[Listed records]

------------------------------------------------------------

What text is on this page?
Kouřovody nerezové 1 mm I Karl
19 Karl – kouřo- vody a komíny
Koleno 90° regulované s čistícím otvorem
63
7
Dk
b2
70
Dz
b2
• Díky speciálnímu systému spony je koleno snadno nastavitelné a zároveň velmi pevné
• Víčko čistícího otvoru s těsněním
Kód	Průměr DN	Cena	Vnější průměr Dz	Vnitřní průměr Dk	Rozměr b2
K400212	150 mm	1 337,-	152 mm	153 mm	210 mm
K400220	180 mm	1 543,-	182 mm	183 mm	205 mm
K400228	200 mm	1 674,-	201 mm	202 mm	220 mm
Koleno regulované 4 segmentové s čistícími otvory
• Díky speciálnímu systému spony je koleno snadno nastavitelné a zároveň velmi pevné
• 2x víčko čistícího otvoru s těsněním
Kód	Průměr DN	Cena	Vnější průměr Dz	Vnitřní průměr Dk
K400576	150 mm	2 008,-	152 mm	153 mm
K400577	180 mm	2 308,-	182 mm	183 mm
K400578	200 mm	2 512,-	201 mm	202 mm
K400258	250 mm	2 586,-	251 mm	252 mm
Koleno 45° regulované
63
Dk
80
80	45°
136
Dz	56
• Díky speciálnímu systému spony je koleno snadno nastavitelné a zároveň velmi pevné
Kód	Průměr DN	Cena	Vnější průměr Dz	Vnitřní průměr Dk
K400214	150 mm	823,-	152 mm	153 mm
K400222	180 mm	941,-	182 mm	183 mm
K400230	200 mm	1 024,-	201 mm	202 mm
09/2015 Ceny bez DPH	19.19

------------------------------------------------------------

[To do] Copy out all of the records above with nothing altered.

[Exercise answer]
What text is on this page?
Kouřovody nerezové 1 mm I Karl
19 Karl – kouřo- vody a komíny
Koleno 90° regulované s čistícím otvorem
63
7
Dk
b2
70
Dz
b2
• Díky speciálnímu systému spony je koleno snadno nastavitelné a zároveň velmi pevné
• Víčko čistícího otvoru s těsněním
Kód	Průměr DN	Cena	Vnější průměr Dz	Vnitřní průměr Dk	Rozměr b2
K400212	150 mm	1 337,-	152 mm	153 mm	210 mm
K400220	180 mm	1 543,-	182 mm	183 mm	205 mm
K400228	200 mm	1 674,-	201 mm	202 mm	220 mm
Koleno regulované 4 segmentové s čistícími otvory
• Díky speciálnímu systému spony je koleno snadno nastavitelné a zároveň velmi pevné
• 2x víčko čistícího otvoru s těsněním
Kód	Průměr DN	Cena	Vnější průměr Dz	Vnitřní průměr Dk
K400576	150 mm	2 008,-	152 mm	153 mm
K400577	180 mm	2 308,-	182 mm	183 mm
K400578	200 mm	2 512,-	201 mm	202 mm
K400258	250 mm	2 586,-	251 mm	252 mm
Koleno 45° regulované
63
Dk
80
80	45°
136
Dz	56
• Díky speciálnímu systému spony je koleno snadno nastavitelné a zároveň velmi pevné
Kód	Průměr DN	Cena	Vnější průměr Dz	Vnitřní průměr Dk
K400214	150 mm	823,-	152 mm	153 mm
K400222	180 mm	941,-	182 mm	183 mm
K400230	200 mm	1 024,-	201 mm	202 mm
09/2015 Ceny bez DPH	19.19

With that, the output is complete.